What to do: Among the entries below, find the lines with "site" and copy them.

[Items from a figure collection]
-- START --
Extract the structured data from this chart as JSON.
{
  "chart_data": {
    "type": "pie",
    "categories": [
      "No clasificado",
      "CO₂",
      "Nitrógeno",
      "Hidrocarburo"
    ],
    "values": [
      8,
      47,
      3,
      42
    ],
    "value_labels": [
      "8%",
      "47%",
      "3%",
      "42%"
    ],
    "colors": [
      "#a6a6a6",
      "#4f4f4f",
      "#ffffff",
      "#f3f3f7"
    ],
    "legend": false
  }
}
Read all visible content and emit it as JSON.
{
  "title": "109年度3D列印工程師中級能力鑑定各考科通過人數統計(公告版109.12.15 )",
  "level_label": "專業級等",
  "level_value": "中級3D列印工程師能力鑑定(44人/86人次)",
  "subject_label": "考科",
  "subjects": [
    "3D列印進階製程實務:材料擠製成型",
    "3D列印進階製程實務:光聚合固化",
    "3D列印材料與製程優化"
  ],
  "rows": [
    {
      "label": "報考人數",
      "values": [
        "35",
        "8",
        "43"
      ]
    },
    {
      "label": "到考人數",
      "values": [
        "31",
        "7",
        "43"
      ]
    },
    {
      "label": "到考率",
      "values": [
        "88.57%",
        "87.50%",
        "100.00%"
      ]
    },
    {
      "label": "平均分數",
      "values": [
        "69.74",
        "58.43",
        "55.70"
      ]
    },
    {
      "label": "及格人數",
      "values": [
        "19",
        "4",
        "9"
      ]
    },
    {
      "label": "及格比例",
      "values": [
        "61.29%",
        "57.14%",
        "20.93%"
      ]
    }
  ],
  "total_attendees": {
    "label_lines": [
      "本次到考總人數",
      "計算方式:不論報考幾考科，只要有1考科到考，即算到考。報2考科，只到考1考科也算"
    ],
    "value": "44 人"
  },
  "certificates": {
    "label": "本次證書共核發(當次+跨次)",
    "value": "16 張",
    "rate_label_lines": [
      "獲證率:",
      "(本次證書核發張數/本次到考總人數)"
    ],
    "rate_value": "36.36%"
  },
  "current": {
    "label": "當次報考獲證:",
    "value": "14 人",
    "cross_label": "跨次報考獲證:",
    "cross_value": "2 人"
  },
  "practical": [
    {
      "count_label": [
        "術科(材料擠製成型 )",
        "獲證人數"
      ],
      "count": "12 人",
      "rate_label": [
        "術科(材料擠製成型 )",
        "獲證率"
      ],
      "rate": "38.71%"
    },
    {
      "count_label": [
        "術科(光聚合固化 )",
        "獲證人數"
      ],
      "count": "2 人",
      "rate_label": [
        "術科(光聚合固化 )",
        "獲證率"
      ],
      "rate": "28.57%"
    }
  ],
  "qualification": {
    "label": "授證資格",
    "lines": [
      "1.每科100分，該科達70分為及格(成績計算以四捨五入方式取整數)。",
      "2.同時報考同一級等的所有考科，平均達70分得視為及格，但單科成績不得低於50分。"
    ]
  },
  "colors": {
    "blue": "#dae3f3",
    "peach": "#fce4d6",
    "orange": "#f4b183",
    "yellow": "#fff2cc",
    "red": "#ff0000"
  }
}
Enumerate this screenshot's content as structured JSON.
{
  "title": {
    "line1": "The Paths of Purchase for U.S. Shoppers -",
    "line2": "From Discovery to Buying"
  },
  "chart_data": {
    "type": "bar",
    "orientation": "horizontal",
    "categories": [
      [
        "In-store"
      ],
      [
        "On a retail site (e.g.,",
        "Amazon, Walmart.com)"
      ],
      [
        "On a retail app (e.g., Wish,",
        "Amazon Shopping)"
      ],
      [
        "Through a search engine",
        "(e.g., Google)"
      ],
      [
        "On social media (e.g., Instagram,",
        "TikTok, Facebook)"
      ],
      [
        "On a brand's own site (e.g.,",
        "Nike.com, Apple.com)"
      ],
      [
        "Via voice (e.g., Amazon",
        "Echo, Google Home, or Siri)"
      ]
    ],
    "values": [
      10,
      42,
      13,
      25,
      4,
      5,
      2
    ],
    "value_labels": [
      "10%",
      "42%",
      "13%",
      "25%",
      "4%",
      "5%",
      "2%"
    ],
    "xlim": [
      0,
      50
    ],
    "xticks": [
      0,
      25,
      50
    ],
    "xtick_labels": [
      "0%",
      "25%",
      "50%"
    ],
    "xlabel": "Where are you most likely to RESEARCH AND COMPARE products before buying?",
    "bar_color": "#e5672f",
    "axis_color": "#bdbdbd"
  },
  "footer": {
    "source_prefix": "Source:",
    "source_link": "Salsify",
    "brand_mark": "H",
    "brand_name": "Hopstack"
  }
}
-- END --
Written solution:
        "On a retail site (e.g.,",
        "On a brand's own site (e.g.,",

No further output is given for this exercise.